(SOURCE):
■ ■ ■ ■ ■
Niagara, Canada's Supercomputer
Updated: Apr 14
Niagara is a Canadian supercomputer hosted and owned by the University of Toronto and operated by SciNet. It can be used by all Canadian researchers via their active Compute Canada account. So if you're a Canadian researcher, go ahead and get your access, because it's truly amazing! Last year I had to do a massive amount of computational experiments for my most recent paper (on handling stochasticity in telecommunication networks; why not have a look at it?!), and my resources seemed minuscule in comparison. So I finally started dipping my toes in Niagara (oh the pun!). Niagara's Quickstart documentation is quite nice and can get you started immediately. Here I will simplify that guide for first-time users, and expand it with some additional steps that might come in handy for us ORMS researchers.
Apply For A Compute Canada Database (CCDB) Account
Go to this link and follow the instructions to get your account. If you are a PI, then you're good to go. Otherwise, you need to ask your PI to get their CCRI number, which you need for creating your account. After activating your Compute Canada account, you have to head on to https://ccdb.computecanada.ca and request access to Niagara. After 1 or 2 days your access will be granted. The following links will be useful (constantly!):
Status of the servers and scheduler: There will be outages, planned maintenance periods, cooling system's pump seal explosions (yes it happened), and reservations. These are all very rare, but if you see that for some reason you cannot connect to the server, with this link you can check whether the server or scheduler is down.
■ ■ ■ ■ ■
(WHAT YOU NEED TO DO):
A. Answer these questions from the Niagara page:
(i) Which university hosts and owns Niagara?
(ii) How long does it take for Niagara access to be granted?
(iii) What can you check with the status link for the servers and scheduler?
B. Please reproduce the Niagara page word for word from "Niagara, Canada's Supercomputer" to "us ORMS researchers.".

Element placement data
■ ■ ■ ■ ■
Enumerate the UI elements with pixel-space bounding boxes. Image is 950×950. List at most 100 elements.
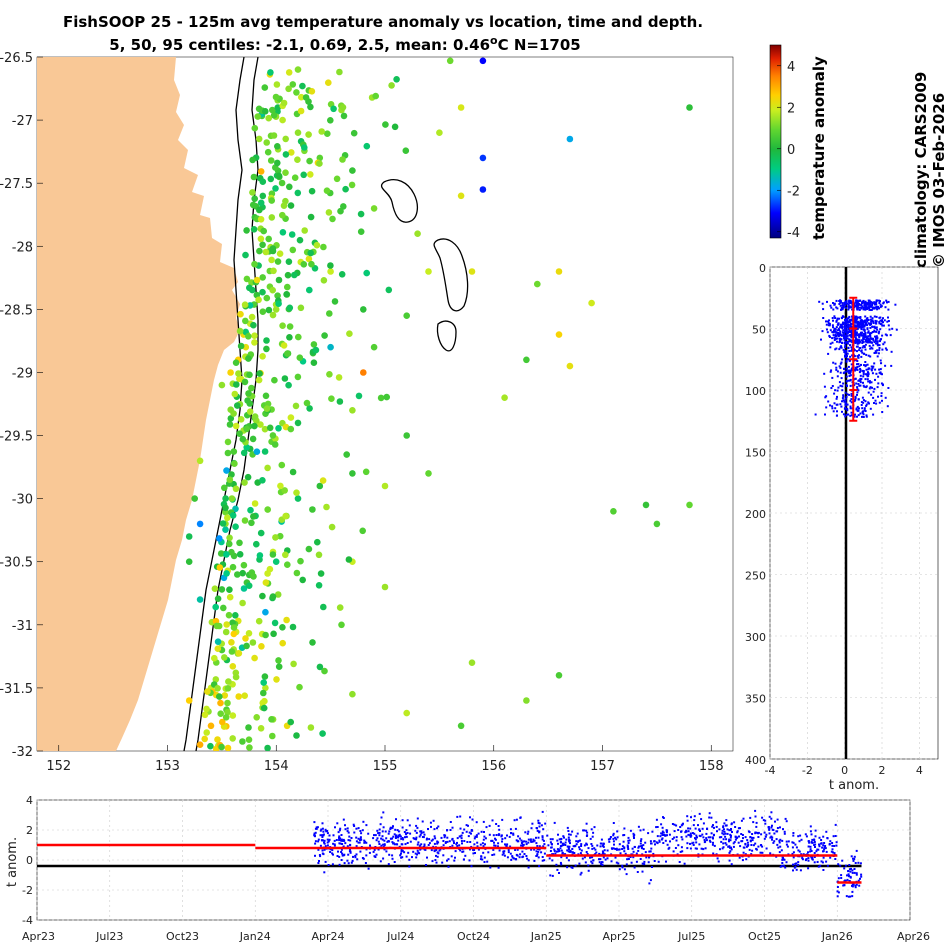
map-point [279, 322, 286, 330]
map-point [285, 258, 293, 266]
map-xtick-label: 152 [46, 759, 71, 774]
depth-point [854, 340, 856, 343]
timeseries-point [785, 840, 788, 843]
map-point [216, 564, 224, 571]
timeseries-point [677, 844, 680, 847]
map-point [303, 399, 311, 407]
timeseries-point [701, 827, 704, 830]
timeseries-point [396, 829, 399, 832]
depth-point [844, 401, 847, 404]
timeseries-point [692, 841, 695, 844]
map-point [214, 595, 222, 602]
timeseries-point [338, 836, 340, 839]
timeseries-point [451, 826, 454, 829]
timeseries-point [458, 844, 461, 847]
timeseries-point [754, 842, 757, 845]
timeseries-point [808, 841, 811, 844]
timeseries-point [695, 834, 698, 837]
depth-point [838, 365, 841, 368]
timeseries-point [759, 844, 762, 847]
map-point [232, 523, 239, 530]
depth-point [863, 321, 866, 324]
timeseries-point [621, 845, 624, 848]
depth-point [881, 384, 884, 387]
timeseries-point [783, 830, 786, 833]
timeseries-point [414, 852, 417, 855]
map-point [306, 286, 313, 294]
depth-point [850, 306, 853, 309]
timeseries-point [672, 850, 675, 853]
timeseries-point [359, 837, 362, 840]
depth-point [849, 359, 852, 362]
map-point [232, 422, 240, 430]
depth-point [866, 302, 869, 305]
depth-point [827, 400, 830, 403]
map-point [297, 304, 305, 312]
timeseries-point [408, 865, 411, 868]
timeseries-point [820, 842, 823, 845]
depth-point [829, 370, 832, 373]
map-point [276, 250, 284, 257]
depth-point [832, 308, 835, 311]
timeseries-point [575, 835, 578, 838]
timeseries-point [668, 833, 671, 836]
map-point [257, 725, 265, 732]
map-point [333, 175, 341, 183]
depth-point [842, 395, 845, 398]
map-point [610, 508, 617, 515]
depth-point [871, 331, 874, 333]
timeseries-point [408, 858, 411, 861]
timeseries-point [479, 843, 482, 846]
depth-point [868, 380, 871, 383]
timeseries-point [585, 822, 588, 825]
map-ytick-label: -30.5 [0, 556, 33, 571]
timeseries-point [543, 852, 546, 855]
map-point [260, 679, 268, 686]
timeseries-point [662, 816, 664, 819]
map-point [251, 654, 258, 662]
map-point [242, 251, 249, 259]
map-point [221, 654, 228, 661]
map-point [214, 645, 222, 652]
timeseries-point [340, 848, 343, 851]
depth-point [850, 336, 853, 339]
timeseries-point [623, 868, 626, 871]
timeseries-point [538, 825, 541, 828]
timeseries-point [324, 828, 327, 831]
map-point [297, 107, 305, 115]
depth-point [864, 373, 867, 376]
depth-point [832, 329, 835, 332]
depth-point [842, 329, 845, 332]
timeseries-point [364, 840, 367, 843]
timeseries-point [609, 837, 612, 840]
depth-point [855, 304, 857, 307]
timeseries-point [835, 841, 838, 844]
map-point [257, 529, 265, 537]
depth-point [868, 308, 871, 311]
timeseries-point [467, 835, 470, 838]
map-point [232, 485, 240, 493]
timeseries-point [578, 846, 581, 849]
depth-point [845, 323, 848, 326]
timeseries-point [694, 838, 697, 841]
timeseries-point [771, 824, 773, 827]
depth-point [858, 365, 861, 368]
depth-point [844, 399, 847, 402]
timeseries-point [737, 827, 740, 830]
depth-point [850, 369, 853, 372]
map-point [222, 504, 229, 512]
map-point [237, 416, 245, 423]
depth-point [848, 350, 851, 352]
timeseries-point [722, 842, 725, 845]
timeseries-point [638, 845, 640, 848]
timeseries-point [678, 861, 681, 863]
map-point [223, 570, 230, 577]
timeseries-point [717, 860, 720, 863]
timeseries-point [463, 828, 466, 831]
timeseries-point [686, 842, 689, 845]
timeseries-point [826, 837, 829, 840]
timeseries-point [326, 844, 329, 847]
depth-point [878, 344, 881, 347]
timeseries-point [516, 854, 519, 857]
map-point [248, 519, 255, 527]
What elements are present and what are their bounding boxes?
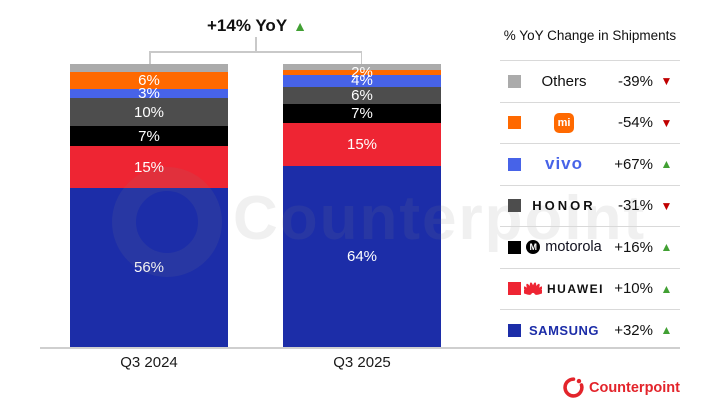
bar-segment-xiaomi: 2% [283,65,441,80]
yoy-total-title: +14% YoY ▲ [147,16,367,36]
legend-row-others: Others -39% ▼ [500,60,680,102]
bar-segment-motorola: 7% [283,103,441,124]
bracket-horizontal-line [149,51,362,53]
brand-logo-vivo: vivo [521,154,607,174]
yoy-change-value: +32% [614,321,653,339]
motorola-logo-text: motorola [545,239,602,256]
counterpoint-ring-icon [563,377,584,398]
bar-segment-xiaomi: 6% [70,72,228,90]
xiaomi-mi-icon: mi [554,112,574,133]
segment-value-label: 15% [133,158,165,176]
legend-row-samsung: SAMSUNG +32% ▲ [500,309,680,351]
legend-swatch-motorola [508,240,521,254]
x-axis-line [40,347,680,349]
bar-segment-honor: 10% [70,97,228,127]
stacked-bar-q3-2024: 6% 3% 10% 7% 15% 56% [70,64,228,347]
brand-logo-others: Others [521,73,607,90]
counterpoint-logo-text: Counterpoint [588,379,680,396]
segment-value-label: 7% [138,127,160,145]
legend-row-xiaomi: mi -54% ▼ [500,101,680,144]
bar-segment-vivo: 4% [283,72,441,90]
stacked-bar-q3-2025: 2% 4% 6% 7% 15% 64% [283,64,441,347]
yoy-total-label: +14% YoY [206,16,288,35]
brand-label: Others [541,72,587,90]
legend-swatch-xiaomi [508,116,521,130]
brand-logo-honor: HONOR [521,198,607,213]
bar-segment-vivo: 3% [70,86,228,101]
legend-swatch-others [508,74,521,88]
segment-value-label: 15% [346,136,378,154]
bracket-left-stem [149,51,151,64]
segment-value-label: 56% [133,259,165,277]
bar-segment-motorola: 7% [70,126,228,147]
legend-swatch-samsung [508,323,521,337]
bar-segment-huawei: 15% [283,123,441,166]
segment-value-label: 6% [138,72,160,90]
trend-down-icon: ▼ [660,115,673,130]
huawei-flower-icon [524,282,542,296]
legend-swatch-vivo [508,157,521,171]
trend-down-icon: ▼ [660,74,673,89]
yoy-change-value: +16% [614,238,653,256]
trend-up-icon: ▲ [660,323,673,338]
yoy-change-value: -31% [617,197,653,215]
bar-segment-samsung: 56% [70,188,228,347]
legend-row-vivo: vivo +67% ▲ [500,143,680,185]
brand-logo-huawei: HUAWEI [521,281,607,296]
yoy-change-value: -54% [617,114,653,132]
x-axis-label-q3-2024: Q3 2024 [120,354,178,371]
bar-segment-others [283,64,441,70]
legend-panel: % YoY Change in Shipments Others -39% ▼ mi -… [500,28,680,351]
bar-segment-honor: 6% [283,86,441,104]
vivo-logo-text: vivo [544,154,584,174]
counterpoint-logo: Counterpoint [563,377,680,398]
legend-row-huawei: HUAWEI +10% ▲ [500,267,680,310]
brand-logo-xiaomi: mi [521,112,607,133]
legend-swatch-huawei [508,282,521,296]
trend-up-icon: ▲ [660,281,673,296]
yoy-change-value: +67% [614,155,653,173]
bar-segment-others [70,64,228,73]
trend-down-icon: ▼ [660,198,673,213]
bracket-center-stem [255,37,257,51]
samsung-logo-text: SAMSUNG [529,322,599,338]
segment-value-label: 64% [346,247,378,265]
segment-value-label: 4% [351,72,373,90]
trend-up-icon: ▲ [660,240,673,255]
motorola-m-icon: M [526,240,541,255]
huawei-logo-text: HUAWEI [547,281,604,296]
honor-logo-text: HONOR [532,198,596,214]
segment-value-label: 7% [351,104,373,122]
yoy-change-value: +10% [614,280,653,298]
segment-value-label: 10% [133,103,165,121]
segment-value-label: 6% [351,86,373,104]
bar-segment-samsung: 64% [283,165,441,347]
legend-swatch-honor [508,199,521,213]
legend-title: % YoY Change in Shipments [503,28,677,43]
segment-value-label: 3% [138,85,160,103]
yoy-change-value: -39% [617,72,653,90]
bracket-right-stem [360,51,362,64]
trend-up-icon: ▲ [293,18,308,34]
trend-up-icon: ▲ [660,157,673,172]
legend-row-honor: HONOR -31% ▼ [500,184,680,227]
brand-logo-samsung: SAMSUNG [521,323,607,338]
bar-segment-huawei: 15% [70,146,228,189]
x-axis-label-q3-2025: Q3 2025 [333,354,391,371]
segment-value-label: 2% [351,63,373,81]
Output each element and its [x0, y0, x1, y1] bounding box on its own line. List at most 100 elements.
■ ■ ■ ■ ■
(FINAL ANSWERS):
A.
(i) The University of Toronto.
(ii) 1 or 2 days.
(iii) Whether the server or scheduler is down.

B.
Niagara, Canada's Supercomputer
Updated: Apr 14
Niagara is a Canadian supercomputer hosted and owned by the University of Toronto and operated by SciNet. It can be used by all Canadian researchers via their active Compute Canada account. So if you're a Canadian researcher, go ahead and get your access, because it's truly amazing! Last year I had to do a massive amount of computational experiments for my most recent paper (on handling stochasticity in telecommunication networks; why not have a look at it?!), and my resources seemed minuscule in comparison. So I finally started dipping my toes in Niagara (oh the pun!). Niagara's Quickstart documentation is quite nice and can get you started immediately. Here I will simplify that guide for first-time users, and expand it with some additional steps that might come in handy for us ORMS researchers.